### What the task requires
Take each line containing "рама" and report it exactly as written.

.....

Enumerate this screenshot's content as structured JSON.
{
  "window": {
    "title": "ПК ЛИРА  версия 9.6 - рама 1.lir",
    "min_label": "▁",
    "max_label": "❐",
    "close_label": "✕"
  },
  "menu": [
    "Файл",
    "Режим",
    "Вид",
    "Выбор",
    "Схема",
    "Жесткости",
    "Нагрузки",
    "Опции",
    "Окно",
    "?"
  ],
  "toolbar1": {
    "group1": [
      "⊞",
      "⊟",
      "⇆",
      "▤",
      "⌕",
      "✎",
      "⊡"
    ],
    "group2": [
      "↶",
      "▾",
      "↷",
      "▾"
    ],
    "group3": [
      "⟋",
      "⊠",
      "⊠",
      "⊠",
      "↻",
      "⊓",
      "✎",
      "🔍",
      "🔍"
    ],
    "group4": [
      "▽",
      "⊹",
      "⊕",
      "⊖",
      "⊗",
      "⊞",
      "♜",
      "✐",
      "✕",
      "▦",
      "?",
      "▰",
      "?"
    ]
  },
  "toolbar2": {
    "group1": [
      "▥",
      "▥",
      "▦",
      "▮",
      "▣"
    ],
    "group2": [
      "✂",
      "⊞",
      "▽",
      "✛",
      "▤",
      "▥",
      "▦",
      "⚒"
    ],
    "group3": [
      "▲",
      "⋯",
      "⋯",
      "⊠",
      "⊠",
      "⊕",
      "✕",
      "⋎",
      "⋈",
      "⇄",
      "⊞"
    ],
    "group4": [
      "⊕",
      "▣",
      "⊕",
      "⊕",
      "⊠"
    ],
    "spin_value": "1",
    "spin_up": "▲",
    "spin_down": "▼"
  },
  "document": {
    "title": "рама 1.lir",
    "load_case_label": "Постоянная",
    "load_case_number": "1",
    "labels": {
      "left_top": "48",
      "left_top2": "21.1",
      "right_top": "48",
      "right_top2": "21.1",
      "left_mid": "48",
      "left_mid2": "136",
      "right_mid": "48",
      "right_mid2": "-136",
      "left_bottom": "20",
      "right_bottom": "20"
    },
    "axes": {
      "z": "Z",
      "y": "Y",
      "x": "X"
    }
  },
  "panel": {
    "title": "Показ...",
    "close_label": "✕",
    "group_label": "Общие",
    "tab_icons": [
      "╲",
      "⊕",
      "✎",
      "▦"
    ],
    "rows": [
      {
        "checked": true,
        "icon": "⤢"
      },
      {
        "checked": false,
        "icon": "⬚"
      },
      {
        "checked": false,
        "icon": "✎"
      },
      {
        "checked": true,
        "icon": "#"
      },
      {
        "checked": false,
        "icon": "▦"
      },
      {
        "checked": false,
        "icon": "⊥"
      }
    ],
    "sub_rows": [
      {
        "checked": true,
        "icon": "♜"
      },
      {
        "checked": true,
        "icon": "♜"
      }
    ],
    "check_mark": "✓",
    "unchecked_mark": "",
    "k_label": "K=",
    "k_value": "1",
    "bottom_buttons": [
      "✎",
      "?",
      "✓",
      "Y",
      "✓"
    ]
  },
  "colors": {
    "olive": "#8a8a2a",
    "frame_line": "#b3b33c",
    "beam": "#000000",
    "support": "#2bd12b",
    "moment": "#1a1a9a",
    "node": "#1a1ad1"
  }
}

.....

### Correct answer
    "title": "ПК ЛИРА  версия 9.6 - рама 1.lir",
    "title": "рама 1.lir",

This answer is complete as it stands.